Supplied records:

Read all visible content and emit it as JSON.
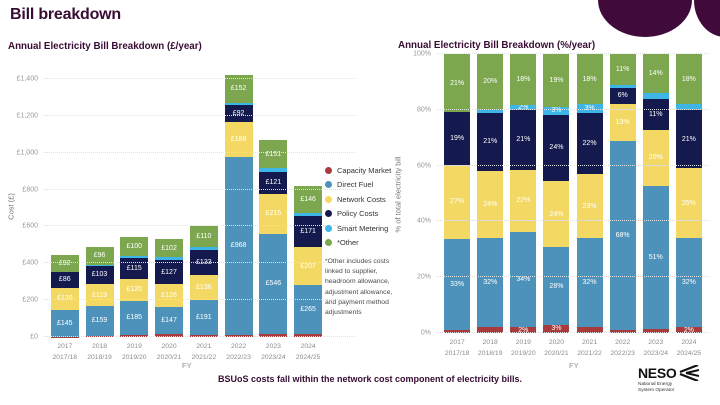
{
  "header": {
    "title": "Bill breakdown"
  },
  "footer": {
    "text": "BSUoS costs fall within the network cost component of electricity bills."
  },
  "logo": {
    "name": "NESO",
    "subtitle": "National Energy\nSystem Operator"
  },
  "colors": {
    "capacity_market": "#a93b3d",
    "direct_fuel": "#4d92bb",
    "network_costs": "#f3d964",
    "policy_costs": "#141a4e",
    "smart_metering": "#3db5e6",
    "other": "#7ca74f",
    "accent_plum": "#380c33",
    "decoration": "#400b3a"
  },
  "legend": {
    "items": [
      {
        "key": "capacity_market",
        "label": "Capacity Market"
      },
      {
        "key": "direct_fuel",
        "label": "Direct Fuel"
      },
      {
        "key": "network_costs",
        "label": "Network Costs"
      },
      {
        "key": "policy_costs",
        "label": "Policy Costs"
      },
      {
        "key": "smart_metering",
        "label": "Smart Metering"
      },
      {
        "key": "other",
        "label": "*Other"
      }
    ],
    "note": "*Other includes costs\nlinked to supplier,\nheadroom allowance,\nadjustment allowance,\nand payment method\nadjustments"
  },
  "chart_data": [
    {
      "type": "bar",
      "stacked": true,
      "normalize": false,
      "title": "Annual Electricity Bill Breakdown (£/year)",
      "xlabel": "FY",
      "ylabel": "Cost (£)",
      "ymax": 1400,
      "yticks": [
        {
          "v": 0,
          "t": "£0"
        },
        {
          "v": 200,
          "t": "£200"
        },
        {
          "v": 400,
          "t": "£400"
        },
        {
          "v": 600,
          "t": "£600"
        },
        {
          "v": 800,
          "t": "£800"
        },
        {
          "v": 1000,
          "t": "£1,000"
        },
        {
          "v": 1200,
          "t": "£1,200"
        },
        {
          "v": 1400,
          "t": "£1,400"
        }
      ],
      "categories": [
        [
          "2017",
          "2017/18"
        ],
        [
          "2018",
          "2018/19"
        ],
        [
          "2019",
          "2019/20"
        ],
        [
          "2020",
          "2020/21"
        ],
        [
          "2021",
          "2021/22"
        ],
        [
          "2022",
          "2022/23"
        ],
        [
          "2023",
          "2023/24"
        ],
        [
          "2024",
          "2024/25"
        ]
      ],
      "bars": [
        [
          {
            "k": "capacity_market",
            "v": 2,
            "l": ""
          },
          {
            "k": "direct_fuel",
            "v": 145,
            "l": "£145"
          },
          {
            "k": "network_costs",
            "v": 120,
            "l": "£120"
          },
          {
            "k": "policy_costs",
            "v": 86,
            "l": "£86"
          },
          {
            "k": "other",
            "v": 92,
            "l": "£92"
          }
        ],
        [
          {
            "k": "capacity_market",
            "v": 8,
            "l": ""
          },
          {
            "k": "direct_fuel",
            "v": 159,
            "l": "£159"
          },
          {
            "k": "network_costs",
            "v": 119,
            "l": "£119"
          },
          {
            "k": "policy_costs",
            "v": 103,
            "l": "£103"
          },
          {
            "k": "smart_metering",
            "v": 4,
            "l": ""
          },
          {
            "k": "other",
            "v": 96,
            "l": "£96"
          }
        ],
        [
          {
            "k": "capacity_market",
            "v": 11,
            "l": ""
          },
          {
            "k": "direct_fuel",
            "v": 185,
            "l": "£185"
          },
          {
            "k": "network_costs",
            "v": 120,
            "l": "£120"
          },
          {
            "k": "policy_costs",
            "v": 115,
            "l": "£115"
          },
          {
            "k": "smart_metering",
            "v": 11,
            "l": ""
          },
          {
            "k": "other",
            "v": 100,
            "l": "£100"
          }
        ],
        [
          {
            "k": "capacity_market",
            "v": 16,
            "l": ""
          },
          {
            "k": "direct_fuel",
            "v": 147,
            "l": "£147"
          },
          {
            "k": "network_costs",
            "v": 126,
            "l": "£126"
          },
          {
            "k": "policy_costs",
            "v": 127,
            "l": "£127"
          },
          {
            "k": "smart_metering",
            "v": 16,
            "l": ""
          },
          {
            "k": "other",
            "v": 102,
            "l": "£102"
          }
        ],
        [
          {
            "k": "capacity_market",
            "v": 12,
            "l": ""
          },
          {
            "k": "direct_fuel",
            "v": 191,
            "l": "£191"
          },
          {
            "k": "network_costs",
            "v": 136,
            "l": "£136"
          },
          {
            "k": "policy_costs",
            "v": 133,
            "l": "£133"
          },
          {
            "k": "smart_metering",
            "v": 18,
            "l": ""
          },
          {
            "k": "other",
            "v": 110,
            "l": "£110"
          }
        ],
        [
          {
            "k": "capacity_market",
            "v": 10,
            "l": ""
          },
          {
            "k": "direct_fuel",
            "v": 968,
            "l": "£968"
          },
          {
            "k": "network_costs",
            "v": 188,
            "l": "£188"
          },
          {
            "k": "policy_costs",
            "v": 92,
            "l": "£92"
          },
          {
            "k": "smart_metering",
            "v": 14,
            "l": ""
          },
          {
            "k": "other",
            "v": 152,
            "l": "£152"
          }
        ],
        [
          {
            "k": "capacity_market",
            "v": 15,
            "l": ""
          },
          {
            "k": "direct_fuel",
            "v": 546,
            "l": "£546"
          },
          {
            "k": "network_costs",
            "v": 215,
            "l": "£215"
          },
          {
            "k": "policy_costs",
            "v": 121,
            "l": "£121"
          },
          {
            "k": "smart_metering",
            "v": 20,
            "l": ""
          },
          {
            "k": "other",
            "v": 151,
            "l": "£151"
          }
        ],
        [
          {
            "k": "capacity_market",
            "v": 16,
            "l": ""
          },
          {
            "k": "direct_fuel",
            "v": 265,
            "l": "£265"
          },
          {
            "k": "network_costs",
            "v": 207,
            "l": "£207"
          },
          {
            "k": "policy_costs",
            "v": 171,
            "l": "£171"
          },
          {
            "k": "smart_metering",
            "v": 16,
            "l": ""
          },
          {
            "k": "other",
            "v": 146,
            "l": "£146"
          }
        ]
      ]
    },
    {
      "type": "bar",
      "stacked": true,
      "normalize": true,
      "title": "Annual Electricity Bill Breakdown (%/year)",
      "xlabel": "FY",
      "ylabel": "% of total electricity bill",
      "ymax": 100,
      "yticks": [
        {
          "v": 0,
          "t": "0%"
        },
        {
          "v": 20,
          "t": "20%"
        },
        {
          "v": 40,
          "t": "40%"
        },
        {
          "v": 60,
          "t": "60%"
        },
        {
          "v": 80,
          "t": "80%"
        },
        {
          "v": 100,
          "t": "100%"
        }
      ],
      "categories": [
        [
          "2017",
          "2017/18"
        ],
        [
          "2018",
          "2018/19"
        ],
        [
          "2019",
          "2019/20"
        ],
        [
          "2020",
          "2020/21"
        ],
        [
          "2021",
          "2021/22"
        ],
        [
          "2022",
          "2022/23"
        ],
        [
          "2023",
          "2023/24"
        ],
        [
          "2024",
          "2024/25"
        ]
      ],
      "bars": [
        [
          {
            "k": "capacity_market",
            "v": 1,
            "l": ""
          },
          {
            "k": "direct_fuel",
            "v": 33,
            "l": "33%"
          },
          {
            "k": "network_costs",
            "v": 27,
            "l": "27%"
          },
          {
            "k": "policy_costs",
            "v": 19,
            "l": "19%"
          },
          {
            "k": "other",
            "v": 21,
            "l": "21%"
          }
        ],
        [
          {
            "k": "capacity_market",
            "v": 2,
            "l": ""
          },
          {
            "k": "direct_fuel",
            "v": 32,
            "l": "32%"
          },
          {
            "k": "network_costs",
            "v": 24,
            "l": "24%"
          },
          {
            "k": "policy_costs",
            "v": 21,
            "l": "21%"
          },
          {
            "k": "smart_metering",
            "v": 1,
            "l": ""
          },
          {
            "k": "other",
            "v": 20,
            "l": "20%"
          }
        ],
        [
          {
            "k": "capacity_market",
            "v": 2,
            "l": "2%"
          },
          {
            "k": "direct_fuel",
            "v": 34,
            "l": "34%"
          },
          {
            "k": "network_costs",
            "v": 22,
            "l": "22%"
          },
          {
            "k": "policy_costs",
            "v": 21,
            "l": "21%"
          },
          {
            "k": "smart_metering",
            "v": 2,
            "l": "2%"
          },
          {
            "k": "other",
            "v": 18,
            "l": "18%"
          }
        ],
        [
          {
            "k": "capacity_market",
            "v": 3,
            "l": "3%"
          },
          {
            "k": "direct_fuel",
            "v": 28,
            "l": "28%"
          },
          {
            "k": "network_costs",
            "v": 24,
            "l": "24%"
          },
          {
            "k": "policy_costs",
            "v": 24,
            "l": "24%"
          },
          {
            "k": "smart_metering",
            "v": 3,
            "l": "3%"
          },
          {
            "k": "other",
            "v": 19,
            "l": "19%"
          }
        ],
        [
          {
            "k": "capacity_market",
            "v": 2,
            "l": ""
          },
          {
            "k": "direct_fuel",
            "v": 32,
            "l": "32%"
          },
          {
            "k": "network_costs",
            "v": 23,
            "l": "23%"
          },
          {
            "k": "policy_costs",
            "v": 22,
            "l": "22%"
          },
          {
            "k": "smart_metering",
            "v": 3,
            "l": "3%"
          },
          {
            "k": "other",
            "v": 18,
            "l": "18%"
          }
        ],
        [
          {
            "k": "capacity_market",
            "v": 1,
            "l": ""
          },
          {
            "k": "direct_fuel",
            "v": 68,
            "l": "68%"
          },
          {
            "k": "network_costs",
            "v": 13,
            "l": "13%"
          },
          {
            "k": "policy_costs",
            "v": 6,
            "l": "6%"
          },
          {
            "k": "smart_metering",
            "v": 1,
            "l": ""
          },
          {
            "k": "other",
            "v": 11,
            "l": "11%"
          }
        ],
        [
          {
            "k": "capacity_market",
            "v": 1.5,
            "l": ""
          },
          {
            "k": "direct_fuel",
            "v": 51,
            "l": "51%"
          },
          {
            "k": "network_costs",
            "v": 20,
            "l": "20%"
          },
          {
            "k": "policy_costs",
            "v": 11,
            "l": "11%"
          },
          {
            "k": "smart_metering",
            "v": 2,
            "l": ""
          },
          {
            "k": "other",
            "v": 14,
            "l": "14%"
          }
        ],
        [
          {
            "k": "capacity_market",
            "v": 2,
            "l": "2%"
          },
          {
            "k": "direct_fuel",
            "v": 32,
            "l": "32%"
          },
          {
            "k": "network_costs",
            "v": 25,
            "l": "25%"
          },
          {
            "k": "policy_costs",
            "v": 21,
            "l": "21%"
          },
          {
            "k": "smart_metering",
            "v": 2,
            "l": ""
          },
          {
            "k": "other",
            "v": 18,
            "l": "18%"
          }
        ]
      ]
    }
  ]
}
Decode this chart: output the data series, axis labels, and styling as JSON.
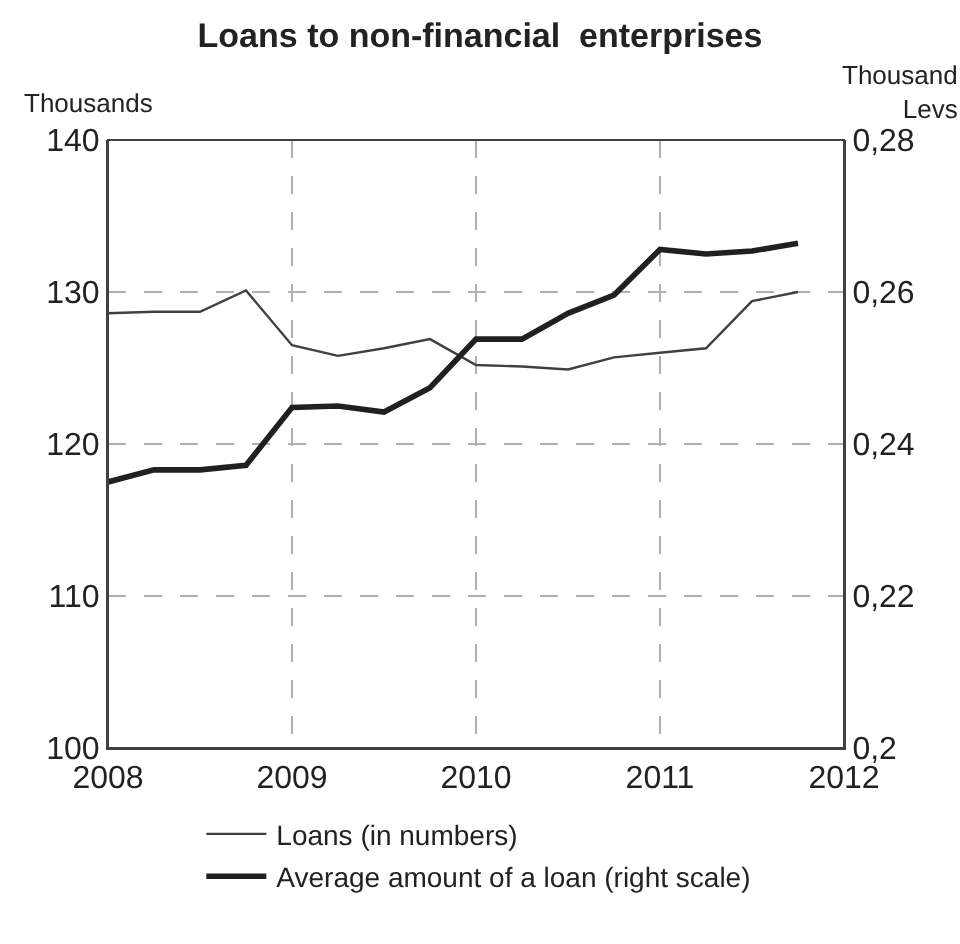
{
  "chart_data": {
    "type": "line",
    "title": "Loans to non-financial  enterprises",
    "ylabel": "Thousands",
    "y2label": "Thousand Levs",
    "x": [
      2008.0,
      2008.25,
      2008.5,
      2008.75,
      2009.0,
      2009.25,
      2009.5,
      2009.75,
      2010.0,
      2010.25,
      2010.5,
      2010.75,
      2011.0,
      2011.25,
      2011.5,
      2011.75
    ],
    "series": [
      {
        "name": "Loans (in numbers)",
        "color": "#404040",
        "values": [
          128.6,
          128.7,
          128.7,
          130.1,
          126.5,
          125.8,
          126.3,
          126.9,
          125.2,
          125.1,
          124.9,
          125.7,
          126.0,
          126.3,
          129.4,
          130.0
        ]
      },
      {
        "name": "Average amount of a loan (right scale)",
        "color": "#202020",
        "axis": "y2",
        "values": [
          0.235,
          0.2366,
          0.2366,
          0.2372,
          0.2448,
          0.245,
          0.2442,
          0.2474,
          0.2538,
          0.2538,
          0.2572,
          0.2596,
          0.2656,
          0.265,
          0.2654,
          0.2664
        ]
      }
    ],
    "xlim": [
      2008,
      2012
    ],
    "xticks": [
      2008,
      2009,
      2010,
      2011,
      2012
    ],
    "ylim": [
      100,
      140
    ],
    "yticks": [
      100,
      110,
      120,
      130,
      140
    ],
    "y2lim": [
      0.2,
      0.28
    ],
    "y2ticks": [
      {
        "value": 0.2,
        "label": "0,2"
      },
      {
        "value": 0.22,
        "label": "0,22"
      },
      {
        "value": 0.24,
        "label": "0,24"
      },
      {
        "value": 0.26,
        "label": "0,26"
      },
      {
        "value": 0.28,
        "label": "0,28"
      }
    ],
    "grid": true,
    "legend": "bottom",
    "marker": "none",
    "line_style": "solid"
  }
}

What you are asked to do:
How many of the lines above include the string "year"? Reply with the number by itself.

Final result:
2